## GIVEN TASK
Print the entries verbatim, leaving out the images they contain.

## Collected data
──────────────────────────────

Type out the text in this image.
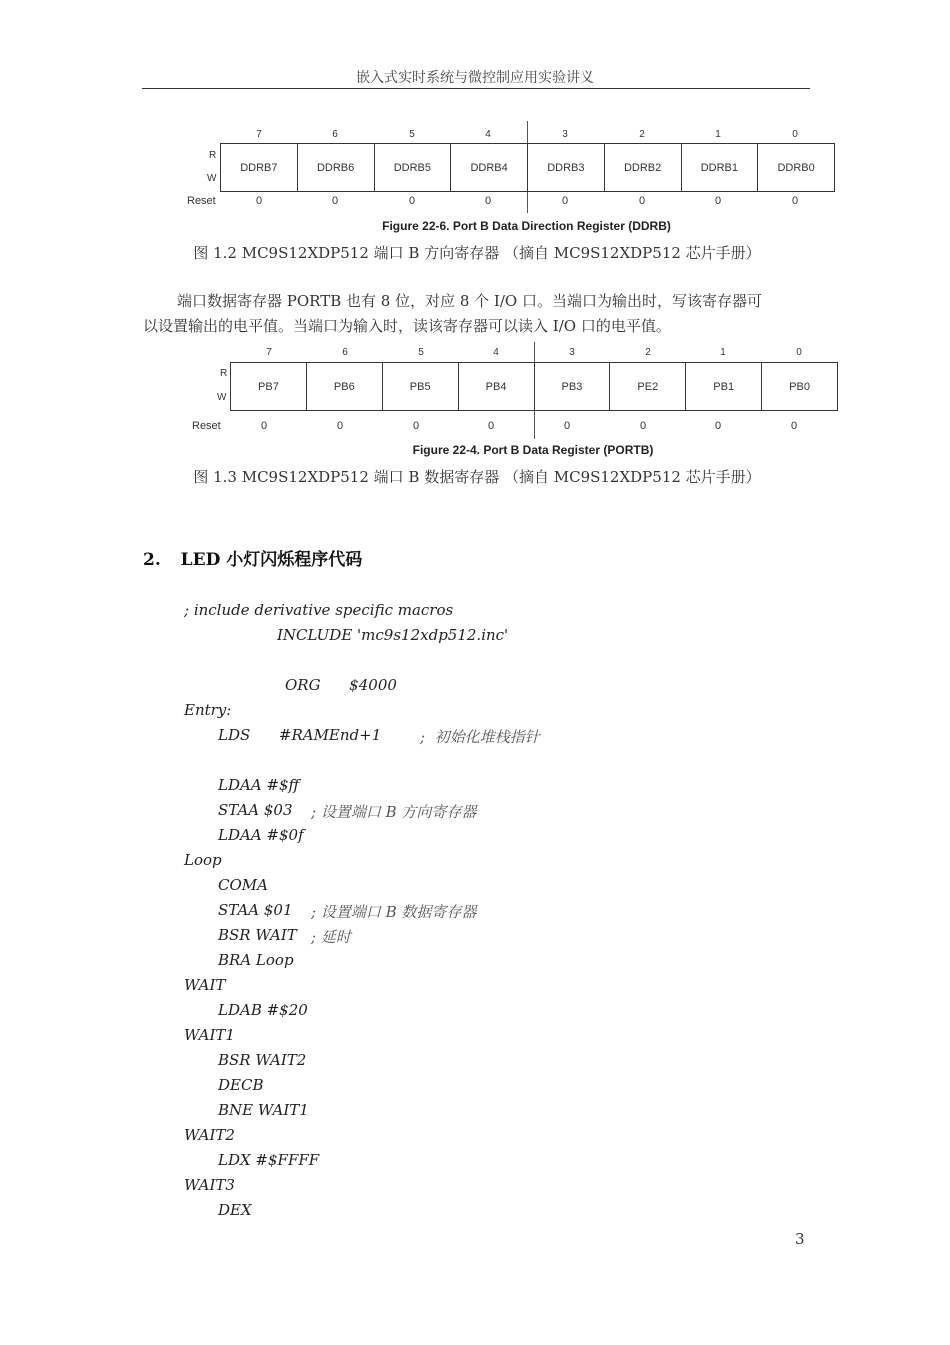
嵌入式实时系统与微控制应用实验讲义
7	6	5	4	3	2	1	0
R
W
DDRB7	DDRB6	DDRB5	DDRB4	DDRB3	DDRB2	DDRB1	DDRB0
Reset	0	0	0	0	0	0	0	0
Figure 22-6. Port B Data Direction Register (DDRB)
图 1.2 MC9S12XDP512 端口 B 方向寄存器 （摘自 MC9S12XDP512 芯片手册）
端口数据寄存器 PORTB 也有 8 位，对应 8 个 I/O 口。当端口为输出时，写该寄存器可
以设置输出的电平值。当端口为输入时，读该寄存器可以读入 I/O 口的电平值。
7	6	5	4	3	2	1	0
R
W
PB7	PB6	PB5	PB4	PB3	PE2	PB1	PB0
Reset	0	0	0	0	0	0	0	0
Figure 22-4. Port B Data Register (PORTB)
图 1.3 MC9S12XDP512 端口 B 数据寄存器 （摘自 MC9S12XDP512 芯片手册）
2. LED 小灯闪烁程序代码
; include derivative specific macros
INCLUDE 'mc9s12xdp512.inc'
ORG      $4000
Entry:
LDS      #RAMEnd+1	;  初始化堆栈指针
LDAA #$ff
STAA $03 ; 设置端口 B 方向寄存器
LDAA #$0f
Loop
COMA
STAA $01 ; 设置端口 B 数据寄存器
BSR WAIT ; 延时
BRA Loop
WAIT
LDAB #$20
WAIT1
BSR WAIT2
DECB
BNE WAIT1
WAIT2
LDX #$FFFF
WAIT3
DEX
3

──────────────────────────────

## CORRECT OUTPUT
Type out the text in this image.
嵌入式实时系统与微控制应用实验讲义
7	6	5	4	3	2	1	0
R
W
DDRB7	DDRB6	DDRB5	DDRB4	DDRB3	DDRB2	DDRB1	DDRB0
Reset	0	0	0	0	0	0	0	0
Figure 22-6. Port B Data Direction Register (DDRB)
图 1.2 MC9S12XDP512 端口 B 方向寄存器 （摘自 MC9S12XDP512 芯片手册）
端口数据寄存器 PORTB 也有 8 位，对应 8 个 I/O 口。当端口为输出时，写该寄存器可
以设置输出的电平值。当端口为输入时，读该寄存器可以读入 I/O 口的电平值。
7	6	5	4	3	2	1	0
R
W
PB7	PB6	PB5	PB4	PB3	PE2	PB1	PB0
Reset	0	0	0	0	0	0	0	0
Figure 22-4. Port B Data Register (PORTB)
图 1.3 MC9S12XDP512 端口 B 数据寄存器 （摘自 MC9S12XDP512 芯片手册）
2. LED 小灯闪烁程序代码
; include derivative specific macros
INCLUDE 'mc9s12xdp512.inc'
ORG      $4000
Entry:
LDS      #RAMEnd+1	;  初始化堆栈指针
LDAA #$ff
STAA $03 ; 设置端口 B 方向寄存器
LDAA #$0f
Loop
COMA
STAA $01 ; 设置端口 B 数据寄存器
BSR WAIT ; 延时
BRA Loop
WAIT
LDAB #$20
WAIT1
BSR WAIT2
DECB
BNE WAIT1
WAIT2
LDX #$FFFF
WAIT3
DEX
3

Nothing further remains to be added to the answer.